* _WRITTEN TASK_:
Filter the listing below, copying every line in which the word "desc" appears.

* _EXERCISE MATERIAL_:
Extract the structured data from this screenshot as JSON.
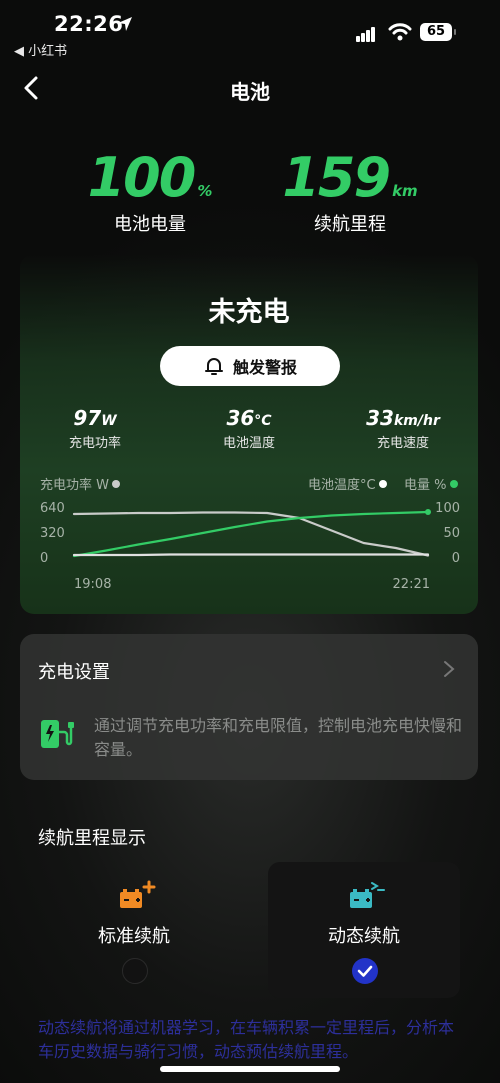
{
  "status_bar": {
    "time": "22:26",
    "back_app": "◀ 小红书",
    "battery": "65"
  },
  "nav": {
    "title": "电池"
  },
  "stats": [
    {
      "value": "100",
      "unit": "%",
      "label": "电池电量"
    },
    {
      "value": "159",
      "unit": "km",
      "label": "续航里程"
    }
  ],
  "status_card": {
    "state": "未充电",
    "alarm_label": "触发警报",
    "metrics": [
      {
        "value": "97",
        "unit": "W",
        "label": "充电功率"
      },
      {
        "value": "36",
        "unit": "°C",
        "label": "电池温度"
      },
      {
        "value": "33",
        "unit": "km/hr",
        "label": "充电速度"
      }
    ],
    "legend": {
      "power": "充电功率 W",
      "temp": "电池温度°C",
      "level": "电量 %"
    }
  },
  "chart_data": {
    "type": "line",
    "x": [
      "19:08",
      "22:21"
    ],
    "left_axis": {
      "label": "充电功率 W",
      "ticks": [
        "640",
        "320",
        "0"
      ],
      "range": [
        0,
        640
      ]
    },
    "right_axis": {
      "label": "电量 %",
      "ticks": [
        "100",
        "50",
        "0"
      ],
      "range": [
        0,
        100
      ]
    },
    "series": [
      {
        "name": "电池温度°C",
        "color": "#c9cbc9",
        "values": [
          88,
          89,
          90,
          90,
          91,
          91,
          90,
          80,
          55,
          30,
          20,
          5
        ]
      },
      {
        "name": "电量 %",
        "color": "#33cc66",
        "values": [
          4,
          15,
          27,
          38,
          50,
          62,
          73,
          80,
          85,
          88,
          90,
          92
        ]
      },
      {
        "name": "充电功率 W",
        "color": "#e0e0e0",
        "values": [
          6,
          6,
          6,
          7,
          7,
          7,
          7,
          7,
          7,
          7,
          7,
          7
        ]
      }
    ]
  },
  "settings": {
    "title": "充电设置",
    "desc": "通过调节充电功率和充电限值，控制电池充电快慢和容量。"
  },
  "range_display": {
    "title": "续航里程显示",
    "options": [
      {
        "label": "标准续航",
        "selected": false
      },
      {
        "label": "动态续航",
        "selected": true
      }
    ],
    "desc": "动态续航将通过机器学习，在车辆积累一定里程后，分析本车历史数据与骑行习惯，动态预估续航里程。"
  },
  "colors": {
    "accent_green": "#33cc66",
    "select_blue": "#2233c8",
    "icon_orange": "#f08a24",
    "icon_teal": "#3bbac4"
  }
}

* _RESPONSE TO THE EXERCISE_:
    "desc": "通过调节充电功率和充电限值，控制电池充电快慢和容量。"
    "desc": "动态续航将通过机器学习，在车辆积累一定里程后，分析本车历史数据与骑行习惯，动态预估续航里程。"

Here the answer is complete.